## RECORDS FOR THIS TASK
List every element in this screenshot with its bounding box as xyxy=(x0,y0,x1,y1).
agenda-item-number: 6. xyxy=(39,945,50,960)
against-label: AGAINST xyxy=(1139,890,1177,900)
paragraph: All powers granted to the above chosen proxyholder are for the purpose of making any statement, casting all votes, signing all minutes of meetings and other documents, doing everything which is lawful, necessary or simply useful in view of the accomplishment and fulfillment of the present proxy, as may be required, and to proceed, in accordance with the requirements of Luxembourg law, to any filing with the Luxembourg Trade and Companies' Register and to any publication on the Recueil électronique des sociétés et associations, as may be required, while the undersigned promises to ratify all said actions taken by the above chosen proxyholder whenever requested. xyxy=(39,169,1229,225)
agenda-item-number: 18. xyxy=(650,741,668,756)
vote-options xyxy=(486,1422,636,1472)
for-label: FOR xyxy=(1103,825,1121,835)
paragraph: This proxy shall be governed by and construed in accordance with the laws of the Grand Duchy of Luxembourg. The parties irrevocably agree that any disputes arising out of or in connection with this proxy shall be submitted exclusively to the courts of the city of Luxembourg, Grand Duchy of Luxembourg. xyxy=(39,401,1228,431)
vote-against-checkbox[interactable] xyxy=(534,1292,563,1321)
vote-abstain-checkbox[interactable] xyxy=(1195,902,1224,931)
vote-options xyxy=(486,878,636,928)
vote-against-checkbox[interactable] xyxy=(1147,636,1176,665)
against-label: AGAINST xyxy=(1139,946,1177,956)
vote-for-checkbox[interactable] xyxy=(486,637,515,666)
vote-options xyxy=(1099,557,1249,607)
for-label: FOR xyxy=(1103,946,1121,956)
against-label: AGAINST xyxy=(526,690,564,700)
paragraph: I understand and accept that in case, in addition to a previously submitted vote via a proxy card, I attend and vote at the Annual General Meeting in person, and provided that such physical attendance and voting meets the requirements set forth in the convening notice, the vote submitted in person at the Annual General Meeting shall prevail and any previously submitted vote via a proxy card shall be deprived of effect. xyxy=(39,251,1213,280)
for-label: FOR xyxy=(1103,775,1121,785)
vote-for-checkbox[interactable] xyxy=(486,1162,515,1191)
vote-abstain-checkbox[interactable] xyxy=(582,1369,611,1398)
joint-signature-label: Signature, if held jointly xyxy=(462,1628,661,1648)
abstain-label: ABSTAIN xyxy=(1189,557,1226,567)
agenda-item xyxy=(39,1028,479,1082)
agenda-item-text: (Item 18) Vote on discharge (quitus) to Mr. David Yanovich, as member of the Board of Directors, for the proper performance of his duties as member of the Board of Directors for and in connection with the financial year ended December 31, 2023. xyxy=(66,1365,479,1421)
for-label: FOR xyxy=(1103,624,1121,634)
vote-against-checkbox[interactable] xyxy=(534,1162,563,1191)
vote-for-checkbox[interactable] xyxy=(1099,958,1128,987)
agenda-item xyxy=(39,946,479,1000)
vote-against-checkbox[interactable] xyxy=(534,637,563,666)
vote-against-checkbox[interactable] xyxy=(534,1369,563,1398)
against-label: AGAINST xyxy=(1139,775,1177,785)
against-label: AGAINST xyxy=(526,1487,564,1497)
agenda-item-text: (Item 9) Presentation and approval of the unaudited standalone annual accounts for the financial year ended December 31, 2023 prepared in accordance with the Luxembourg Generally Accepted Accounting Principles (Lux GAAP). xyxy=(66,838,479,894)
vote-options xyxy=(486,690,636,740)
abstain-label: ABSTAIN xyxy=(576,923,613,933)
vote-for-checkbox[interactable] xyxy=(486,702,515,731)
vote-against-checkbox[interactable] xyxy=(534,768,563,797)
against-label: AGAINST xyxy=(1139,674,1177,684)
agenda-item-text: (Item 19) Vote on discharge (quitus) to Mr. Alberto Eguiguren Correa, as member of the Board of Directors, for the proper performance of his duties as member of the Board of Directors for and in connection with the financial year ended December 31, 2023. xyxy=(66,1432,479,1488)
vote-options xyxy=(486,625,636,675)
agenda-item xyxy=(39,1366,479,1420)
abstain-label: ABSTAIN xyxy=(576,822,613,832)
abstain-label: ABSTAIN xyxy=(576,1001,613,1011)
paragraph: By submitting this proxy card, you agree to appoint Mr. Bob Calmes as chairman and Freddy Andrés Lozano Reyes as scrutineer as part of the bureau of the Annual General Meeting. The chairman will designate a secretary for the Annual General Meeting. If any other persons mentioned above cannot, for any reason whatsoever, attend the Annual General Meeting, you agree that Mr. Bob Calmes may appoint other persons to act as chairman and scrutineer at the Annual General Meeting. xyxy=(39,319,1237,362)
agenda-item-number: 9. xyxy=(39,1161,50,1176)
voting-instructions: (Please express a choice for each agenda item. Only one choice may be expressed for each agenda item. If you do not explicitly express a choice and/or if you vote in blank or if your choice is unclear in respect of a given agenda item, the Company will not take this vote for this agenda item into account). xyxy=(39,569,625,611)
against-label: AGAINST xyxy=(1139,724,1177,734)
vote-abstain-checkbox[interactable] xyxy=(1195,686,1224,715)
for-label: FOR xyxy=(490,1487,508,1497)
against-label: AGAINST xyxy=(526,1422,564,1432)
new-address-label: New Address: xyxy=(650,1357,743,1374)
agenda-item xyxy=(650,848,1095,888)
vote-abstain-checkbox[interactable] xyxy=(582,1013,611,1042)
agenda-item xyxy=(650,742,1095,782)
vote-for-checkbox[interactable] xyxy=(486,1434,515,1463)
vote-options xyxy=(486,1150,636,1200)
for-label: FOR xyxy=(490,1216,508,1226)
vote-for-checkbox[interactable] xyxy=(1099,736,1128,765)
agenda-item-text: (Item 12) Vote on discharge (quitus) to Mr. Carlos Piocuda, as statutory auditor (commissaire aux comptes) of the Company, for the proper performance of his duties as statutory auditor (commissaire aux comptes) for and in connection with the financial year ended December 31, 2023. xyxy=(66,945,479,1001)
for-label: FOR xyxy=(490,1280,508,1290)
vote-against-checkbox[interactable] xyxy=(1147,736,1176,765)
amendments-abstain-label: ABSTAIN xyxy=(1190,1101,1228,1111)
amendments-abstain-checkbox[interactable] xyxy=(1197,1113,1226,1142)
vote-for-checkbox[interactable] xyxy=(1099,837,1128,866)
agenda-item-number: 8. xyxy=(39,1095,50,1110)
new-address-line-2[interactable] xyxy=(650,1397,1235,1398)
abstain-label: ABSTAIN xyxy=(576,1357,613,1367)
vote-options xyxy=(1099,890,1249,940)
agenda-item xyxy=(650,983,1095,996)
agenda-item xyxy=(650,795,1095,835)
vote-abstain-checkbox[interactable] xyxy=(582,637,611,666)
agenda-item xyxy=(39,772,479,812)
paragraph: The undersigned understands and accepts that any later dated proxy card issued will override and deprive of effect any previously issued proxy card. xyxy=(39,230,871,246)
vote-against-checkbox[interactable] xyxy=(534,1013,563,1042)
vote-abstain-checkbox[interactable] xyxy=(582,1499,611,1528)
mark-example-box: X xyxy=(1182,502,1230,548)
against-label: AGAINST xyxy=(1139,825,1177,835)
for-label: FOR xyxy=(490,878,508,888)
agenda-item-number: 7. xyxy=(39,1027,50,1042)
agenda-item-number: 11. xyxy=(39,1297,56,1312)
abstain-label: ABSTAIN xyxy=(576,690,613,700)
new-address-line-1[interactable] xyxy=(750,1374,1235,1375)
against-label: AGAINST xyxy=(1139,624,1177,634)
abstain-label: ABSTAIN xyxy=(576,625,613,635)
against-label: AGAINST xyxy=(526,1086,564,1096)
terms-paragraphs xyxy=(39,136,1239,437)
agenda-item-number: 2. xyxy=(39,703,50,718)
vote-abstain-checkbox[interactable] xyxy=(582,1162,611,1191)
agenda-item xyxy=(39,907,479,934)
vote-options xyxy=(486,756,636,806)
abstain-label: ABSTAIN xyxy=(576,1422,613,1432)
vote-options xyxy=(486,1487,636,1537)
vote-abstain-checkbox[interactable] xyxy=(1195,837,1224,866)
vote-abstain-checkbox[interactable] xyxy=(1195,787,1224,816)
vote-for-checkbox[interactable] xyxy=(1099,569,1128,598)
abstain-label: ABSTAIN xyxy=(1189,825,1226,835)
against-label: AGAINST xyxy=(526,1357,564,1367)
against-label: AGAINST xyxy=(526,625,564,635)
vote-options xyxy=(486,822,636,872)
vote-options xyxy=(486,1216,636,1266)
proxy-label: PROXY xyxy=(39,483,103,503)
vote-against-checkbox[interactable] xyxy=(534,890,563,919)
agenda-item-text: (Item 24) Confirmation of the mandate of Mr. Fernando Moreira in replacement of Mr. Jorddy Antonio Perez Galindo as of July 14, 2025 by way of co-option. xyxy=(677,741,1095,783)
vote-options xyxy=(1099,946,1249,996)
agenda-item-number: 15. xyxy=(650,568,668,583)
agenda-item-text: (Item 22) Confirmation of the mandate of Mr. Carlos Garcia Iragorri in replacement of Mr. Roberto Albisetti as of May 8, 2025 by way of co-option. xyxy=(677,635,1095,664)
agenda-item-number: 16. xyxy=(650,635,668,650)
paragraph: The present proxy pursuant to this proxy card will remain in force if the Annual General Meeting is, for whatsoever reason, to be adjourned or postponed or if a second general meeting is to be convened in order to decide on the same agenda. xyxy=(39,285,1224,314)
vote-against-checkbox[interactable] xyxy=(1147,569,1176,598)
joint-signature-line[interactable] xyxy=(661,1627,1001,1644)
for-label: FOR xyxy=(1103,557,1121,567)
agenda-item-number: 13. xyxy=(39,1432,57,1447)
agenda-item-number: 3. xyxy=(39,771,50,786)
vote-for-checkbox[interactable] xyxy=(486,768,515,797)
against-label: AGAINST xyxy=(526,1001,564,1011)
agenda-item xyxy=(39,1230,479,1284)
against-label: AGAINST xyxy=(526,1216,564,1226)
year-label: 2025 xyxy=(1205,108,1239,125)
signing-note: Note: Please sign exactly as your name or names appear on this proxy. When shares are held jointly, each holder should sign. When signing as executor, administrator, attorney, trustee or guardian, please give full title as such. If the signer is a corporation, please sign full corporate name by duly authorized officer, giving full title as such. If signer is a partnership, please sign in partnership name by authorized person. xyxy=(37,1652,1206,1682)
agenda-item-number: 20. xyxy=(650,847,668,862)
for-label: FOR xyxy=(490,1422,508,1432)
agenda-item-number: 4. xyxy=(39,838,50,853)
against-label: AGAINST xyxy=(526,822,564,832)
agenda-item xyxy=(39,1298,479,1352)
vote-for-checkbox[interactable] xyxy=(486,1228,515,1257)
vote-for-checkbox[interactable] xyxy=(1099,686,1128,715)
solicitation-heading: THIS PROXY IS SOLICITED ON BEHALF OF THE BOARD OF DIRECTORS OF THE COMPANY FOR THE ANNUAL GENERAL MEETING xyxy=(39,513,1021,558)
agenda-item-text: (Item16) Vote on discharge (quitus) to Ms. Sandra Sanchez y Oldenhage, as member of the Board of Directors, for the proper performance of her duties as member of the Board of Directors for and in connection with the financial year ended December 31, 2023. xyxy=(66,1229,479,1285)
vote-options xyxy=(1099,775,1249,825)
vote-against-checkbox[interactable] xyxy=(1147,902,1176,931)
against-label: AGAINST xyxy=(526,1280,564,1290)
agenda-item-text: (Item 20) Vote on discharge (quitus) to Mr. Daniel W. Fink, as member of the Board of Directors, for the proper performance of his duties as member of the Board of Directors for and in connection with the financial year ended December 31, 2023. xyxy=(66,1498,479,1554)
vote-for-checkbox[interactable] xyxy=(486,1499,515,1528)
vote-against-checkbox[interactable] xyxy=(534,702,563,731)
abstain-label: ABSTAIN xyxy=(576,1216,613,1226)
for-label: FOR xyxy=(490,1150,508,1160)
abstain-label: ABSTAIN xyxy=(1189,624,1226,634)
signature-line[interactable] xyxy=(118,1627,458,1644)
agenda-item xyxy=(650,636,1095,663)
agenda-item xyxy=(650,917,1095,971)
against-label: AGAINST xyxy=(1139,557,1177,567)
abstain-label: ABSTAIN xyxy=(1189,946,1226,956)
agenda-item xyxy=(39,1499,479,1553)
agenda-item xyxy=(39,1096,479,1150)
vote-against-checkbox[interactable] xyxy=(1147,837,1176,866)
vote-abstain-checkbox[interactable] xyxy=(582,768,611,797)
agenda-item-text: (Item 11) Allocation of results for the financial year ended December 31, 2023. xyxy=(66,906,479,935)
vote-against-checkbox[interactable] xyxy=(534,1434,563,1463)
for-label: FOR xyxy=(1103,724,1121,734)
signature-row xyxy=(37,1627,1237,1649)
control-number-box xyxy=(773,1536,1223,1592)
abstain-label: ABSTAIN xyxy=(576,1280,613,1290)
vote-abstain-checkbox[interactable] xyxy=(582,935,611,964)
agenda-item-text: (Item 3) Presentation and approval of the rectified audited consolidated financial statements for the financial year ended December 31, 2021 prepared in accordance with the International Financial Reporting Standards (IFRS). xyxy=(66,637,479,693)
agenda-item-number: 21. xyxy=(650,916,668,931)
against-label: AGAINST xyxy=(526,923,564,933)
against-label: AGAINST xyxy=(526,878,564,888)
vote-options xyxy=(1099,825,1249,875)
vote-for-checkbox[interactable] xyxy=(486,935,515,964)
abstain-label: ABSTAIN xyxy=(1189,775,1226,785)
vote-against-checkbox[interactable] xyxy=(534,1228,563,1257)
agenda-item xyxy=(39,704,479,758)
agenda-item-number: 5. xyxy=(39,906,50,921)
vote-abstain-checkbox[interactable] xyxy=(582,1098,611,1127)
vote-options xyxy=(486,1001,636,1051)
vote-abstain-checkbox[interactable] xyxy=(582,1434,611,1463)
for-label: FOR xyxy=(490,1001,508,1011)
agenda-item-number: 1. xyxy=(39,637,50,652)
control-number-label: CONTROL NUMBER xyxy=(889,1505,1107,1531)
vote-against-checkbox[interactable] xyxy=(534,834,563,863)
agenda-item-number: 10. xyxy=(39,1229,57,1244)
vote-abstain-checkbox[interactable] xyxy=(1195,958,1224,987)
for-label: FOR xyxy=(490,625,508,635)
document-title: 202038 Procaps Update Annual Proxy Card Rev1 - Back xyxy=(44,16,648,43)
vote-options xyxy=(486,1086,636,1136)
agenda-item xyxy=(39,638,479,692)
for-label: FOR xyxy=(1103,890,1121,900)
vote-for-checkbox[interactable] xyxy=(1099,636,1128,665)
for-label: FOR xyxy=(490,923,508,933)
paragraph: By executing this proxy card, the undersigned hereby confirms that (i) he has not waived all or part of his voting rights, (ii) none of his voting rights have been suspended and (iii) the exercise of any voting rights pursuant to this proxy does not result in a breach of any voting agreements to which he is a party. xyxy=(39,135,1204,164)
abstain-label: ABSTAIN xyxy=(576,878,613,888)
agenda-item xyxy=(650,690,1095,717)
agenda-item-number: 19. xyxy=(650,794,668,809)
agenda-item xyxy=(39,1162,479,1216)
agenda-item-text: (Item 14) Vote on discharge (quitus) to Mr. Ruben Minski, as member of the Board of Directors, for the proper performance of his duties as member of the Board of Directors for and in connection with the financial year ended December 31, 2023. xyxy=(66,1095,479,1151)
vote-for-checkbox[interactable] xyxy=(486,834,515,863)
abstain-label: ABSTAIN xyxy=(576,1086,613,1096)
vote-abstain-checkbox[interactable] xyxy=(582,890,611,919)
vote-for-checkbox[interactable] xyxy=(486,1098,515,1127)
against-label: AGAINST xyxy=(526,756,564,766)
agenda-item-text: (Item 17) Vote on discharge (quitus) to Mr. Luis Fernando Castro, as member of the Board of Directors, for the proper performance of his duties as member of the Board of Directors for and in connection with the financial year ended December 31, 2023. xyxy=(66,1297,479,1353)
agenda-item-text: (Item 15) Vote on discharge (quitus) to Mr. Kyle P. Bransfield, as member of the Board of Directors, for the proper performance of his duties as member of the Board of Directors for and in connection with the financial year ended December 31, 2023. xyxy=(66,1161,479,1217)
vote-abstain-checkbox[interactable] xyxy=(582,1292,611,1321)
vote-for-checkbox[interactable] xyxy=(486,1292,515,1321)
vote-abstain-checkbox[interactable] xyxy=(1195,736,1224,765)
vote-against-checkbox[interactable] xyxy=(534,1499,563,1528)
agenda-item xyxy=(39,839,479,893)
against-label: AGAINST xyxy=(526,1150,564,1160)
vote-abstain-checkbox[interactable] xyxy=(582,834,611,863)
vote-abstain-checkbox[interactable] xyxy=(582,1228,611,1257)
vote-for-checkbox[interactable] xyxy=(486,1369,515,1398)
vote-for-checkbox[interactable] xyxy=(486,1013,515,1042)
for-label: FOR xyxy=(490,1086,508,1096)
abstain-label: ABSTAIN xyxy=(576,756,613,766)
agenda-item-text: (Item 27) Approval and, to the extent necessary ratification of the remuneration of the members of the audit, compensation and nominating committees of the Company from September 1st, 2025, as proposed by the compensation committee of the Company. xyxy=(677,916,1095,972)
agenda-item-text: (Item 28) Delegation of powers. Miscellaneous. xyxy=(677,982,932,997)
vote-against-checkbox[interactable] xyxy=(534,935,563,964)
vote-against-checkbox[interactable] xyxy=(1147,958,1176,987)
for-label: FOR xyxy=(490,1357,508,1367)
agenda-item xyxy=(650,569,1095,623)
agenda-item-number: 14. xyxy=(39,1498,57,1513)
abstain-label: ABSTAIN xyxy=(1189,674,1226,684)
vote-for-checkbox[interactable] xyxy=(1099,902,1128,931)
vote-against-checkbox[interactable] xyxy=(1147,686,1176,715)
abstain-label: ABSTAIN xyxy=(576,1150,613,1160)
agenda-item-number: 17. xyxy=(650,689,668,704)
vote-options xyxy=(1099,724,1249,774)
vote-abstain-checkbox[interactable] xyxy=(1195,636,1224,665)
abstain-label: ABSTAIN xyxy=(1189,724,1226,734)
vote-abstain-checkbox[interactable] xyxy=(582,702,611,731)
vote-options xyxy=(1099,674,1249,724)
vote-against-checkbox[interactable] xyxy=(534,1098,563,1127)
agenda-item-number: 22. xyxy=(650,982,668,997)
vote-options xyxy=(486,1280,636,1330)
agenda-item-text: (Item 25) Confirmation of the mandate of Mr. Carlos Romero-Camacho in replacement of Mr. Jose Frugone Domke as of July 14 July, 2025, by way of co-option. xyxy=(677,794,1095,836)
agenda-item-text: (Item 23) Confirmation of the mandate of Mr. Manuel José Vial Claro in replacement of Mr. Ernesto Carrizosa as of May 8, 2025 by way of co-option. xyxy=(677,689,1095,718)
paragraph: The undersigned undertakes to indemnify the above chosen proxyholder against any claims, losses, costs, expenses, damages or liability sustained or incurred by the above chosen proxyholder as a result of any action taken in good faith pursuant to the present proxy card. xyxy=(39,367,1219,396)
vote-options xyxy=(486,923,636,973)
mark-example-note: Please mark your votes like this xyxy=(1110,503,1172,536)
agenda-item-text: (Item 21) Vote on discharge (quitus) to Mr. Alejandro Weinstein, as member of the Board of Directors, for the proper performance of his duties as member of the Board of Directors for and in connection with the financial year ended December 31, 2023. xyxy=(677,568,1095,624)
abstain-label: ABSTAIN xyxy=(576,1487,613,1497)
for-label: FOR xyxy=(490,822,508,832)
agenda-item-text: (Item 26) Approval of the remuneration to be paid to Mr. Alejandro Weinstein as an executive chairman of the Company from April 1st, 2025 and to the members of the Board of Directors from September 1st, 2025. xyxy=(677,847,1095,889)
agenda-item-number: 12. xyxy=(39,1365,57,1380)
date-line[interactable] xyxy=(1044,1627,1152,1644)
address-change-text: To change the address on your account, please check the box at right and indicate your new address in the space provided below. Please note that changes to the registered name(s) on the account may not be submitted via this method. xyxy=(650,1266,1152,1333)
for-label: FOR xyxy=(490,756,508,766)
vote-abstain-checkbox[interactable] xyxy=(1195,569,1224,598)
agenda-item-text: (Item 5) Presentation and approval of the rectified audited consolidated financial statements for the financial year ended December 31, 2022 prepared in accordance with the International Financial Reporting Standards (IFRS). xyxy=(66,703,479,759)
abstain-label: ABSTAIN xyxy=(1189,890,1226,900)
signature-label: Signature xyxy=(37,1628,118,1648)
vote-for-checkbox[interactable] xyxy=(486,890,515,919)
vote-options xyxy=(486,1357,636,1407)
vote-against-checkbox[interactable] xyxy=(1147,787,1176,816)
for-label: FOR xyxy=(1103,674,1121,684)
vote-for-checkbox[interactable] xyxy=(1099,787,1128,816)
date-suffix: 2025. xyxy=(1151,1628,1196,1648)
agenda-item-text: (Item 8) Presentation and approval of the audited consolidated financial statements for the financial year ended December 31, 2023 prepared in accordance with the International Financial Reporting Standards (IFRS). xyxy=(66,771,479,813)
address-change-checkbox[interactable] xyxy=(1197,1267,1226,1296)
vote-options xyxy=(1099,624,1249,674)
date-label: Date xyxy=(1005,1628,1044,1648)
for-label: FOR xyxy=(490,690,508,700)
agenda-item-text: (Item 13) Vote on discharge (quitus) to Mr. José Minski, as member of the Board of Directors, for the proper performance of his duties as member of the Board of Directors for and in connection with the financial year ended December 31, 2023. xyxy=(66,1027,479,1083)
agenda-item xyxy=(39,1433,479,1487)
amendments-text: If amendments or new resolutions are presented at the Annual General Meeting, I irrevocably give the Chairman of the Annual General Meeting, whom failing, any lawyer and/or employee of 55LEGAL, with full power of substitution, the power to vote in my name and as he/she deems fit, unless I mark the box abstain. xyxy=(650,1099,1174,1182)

## EXERCISE PROMPT
Turn everything from the start of the entries above down to the line containing "against-label: AGAINST xyxy=(1139,890,1177,900)" into a numbered list, leaving out any blank lines.

## RESULT FOR THIS TASK
1. List every element in this screenshot with its bounding box as xyxy=(x0,y0,x1,y1).
2. agenda-item-number: 6. xyxy=(39,945,50,960)
3. against-label: AGAINST xyxy=(1139,890,1177,900)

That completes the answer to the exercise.